*Work to complete*
Set each record down exactly, excluding all images.

*Given records*
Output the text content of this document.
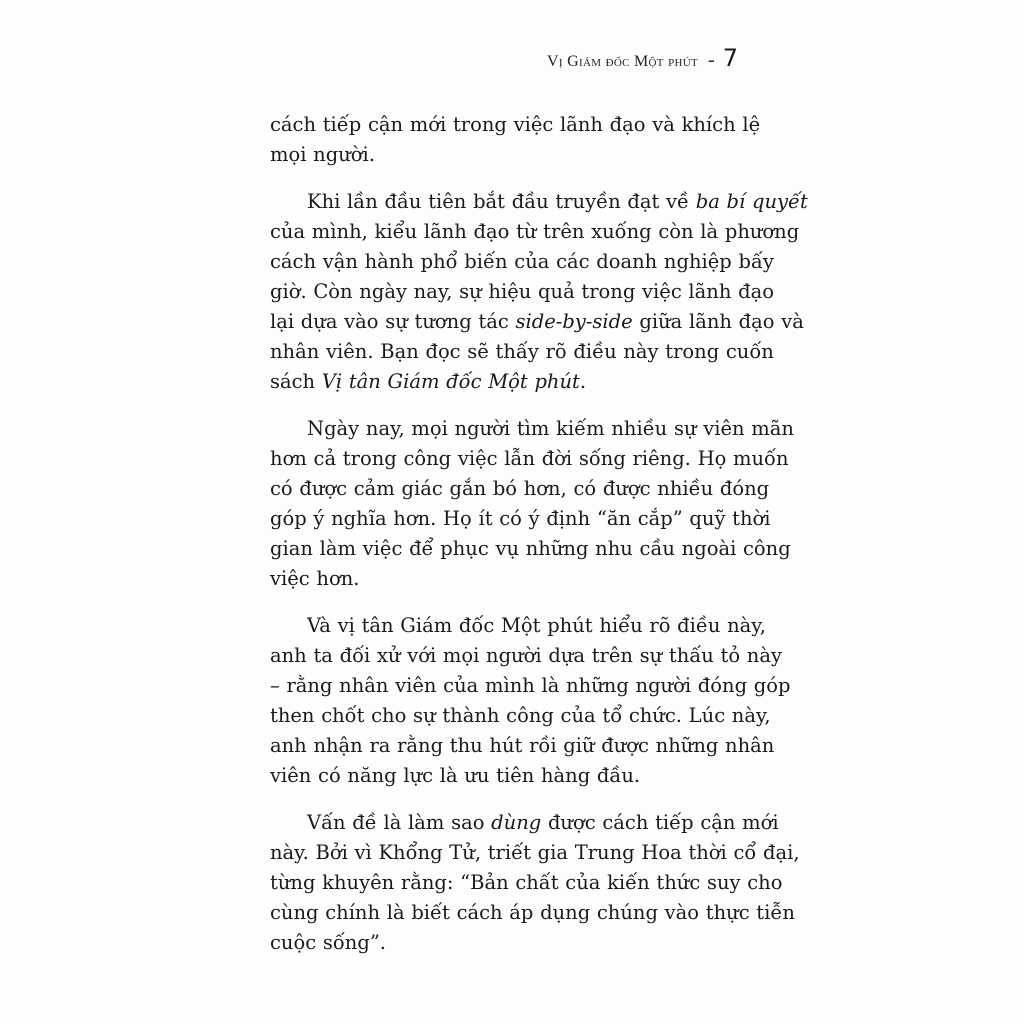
Vị Giám đốc Một phút - 7

cách tiếp cận mới trong việc lãnh đạo và khích lệ
mọi người.

Khi lần đầu tiên bắt đầu truyền đạt về ba bí quyết
của mình, kiểu lãnh đạo từ trên xuống còn là phương
cách vận hành phổ biến của các doanh nghiệp bấy
giờ. Còn ngày nay, sự hiệu quả trong việc lãnh đạo
lại dựa vào sự tương tác side-by-side giữa lãnh đạo và
nhân viên. Bạn đọc sẽ thấy rõ điều này trong cuốn
sách Vị tân Giám đốc Một phút.

Ngày nay, mọi người tìm kiếm nhiều sự viên mãn
hơn cả trong công việc lẫn đời sống riêng. Họ muốn
có được cảm giác gắn bó hơn, có được nhiều đóng
góp ý nghĩa hơn. Họ ít có ý định “ăn cắp” quỹ thời
gian làm việc để phục vụ những nhu cầu ngoài công
việc hơn.

Và vị tân Giám đốc Một phút hiểu rõ điều này,
anh ta đối xử với mọi người dựa trên sự thấu tỏ này
– rằng nhân viên của mình là những người đóng góp
then chốt cho sự thành công của tổ chức. Lúc này,
anh nhận ra rằng thu hút rồi giữ được những nhân
viên có năng lực là ưu tiên hàng đầu.

Vấn đề là làm sao dùng được cách tiếp cận mới
này. Bởi vì Khổng Tử, triết gia Trung Hoa thời cổ đại,
từng khuyên rằng: “Bản chất của kiến thức suy cho
cùng chính là biết cách áp dụng chúng vào thực tiễn
cuộc sống”.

*Completed task*
Output the text content of this document.
Vị Giám đốc Một phút - 7

cách tiếp cận mới trong việc lãnh đạo và khích lệ
mọi người.

Khi lần đầu tiên bắt đầu truyền đạt về ba bí quyết
của mình, kiểu lãnh đạo từ trên xuống còn là phương
cách vận hành phổ biến của các doanh nghiệp bấy
giờ. Còn ngày nay, sự hiệu quả trong việc lãnh đạo
lại dựa vào sự tương tác side-by-side giữa lãnh đạo và
nhân viên. Bạn đọc sẽ thấy rõ điều này trong cuốn
sách Vị tân Giám đốc Một phút.

Ngày nay, mọi người tìm kiếm nhiều sự viên mãn
hơn cả trong công việc lẫn đời sống riêng. Họ muốn
có được cảm giác gắn bó hơn, có được nhiều đóng
góp ý nghĩa hơn. Họ ít có ý định “ăn cắp” quỹ thời
gian làm việc để phục vụ những nhu cầu ngoài công
việc hơn.

Và vị tân Giám đốc Một phút hiểu rõ điều này,
anh ta đối xử với mọi người dựa trên sự thấu tỏ này
– rằng nhân viên của mình là những người đóng góp
then chốt cho sự thành công của tổ chức. Lúc này,
anh nhận ra rằng thu hút rồi giữ được những nhân
viên có năng lực là ưu tiên hàng đầu.

Vấn đề là làm sao dùng được cách tiếp cận mới
này. Bởi vì Khổng Tử, triết gia Trung Hoa thời cổ đại,
từng khuyên rằng: “Bản chất của kiến thức suy cho
cùng chính là biết cách áp dụng chúng vào thực tiễn
cuộc sống”.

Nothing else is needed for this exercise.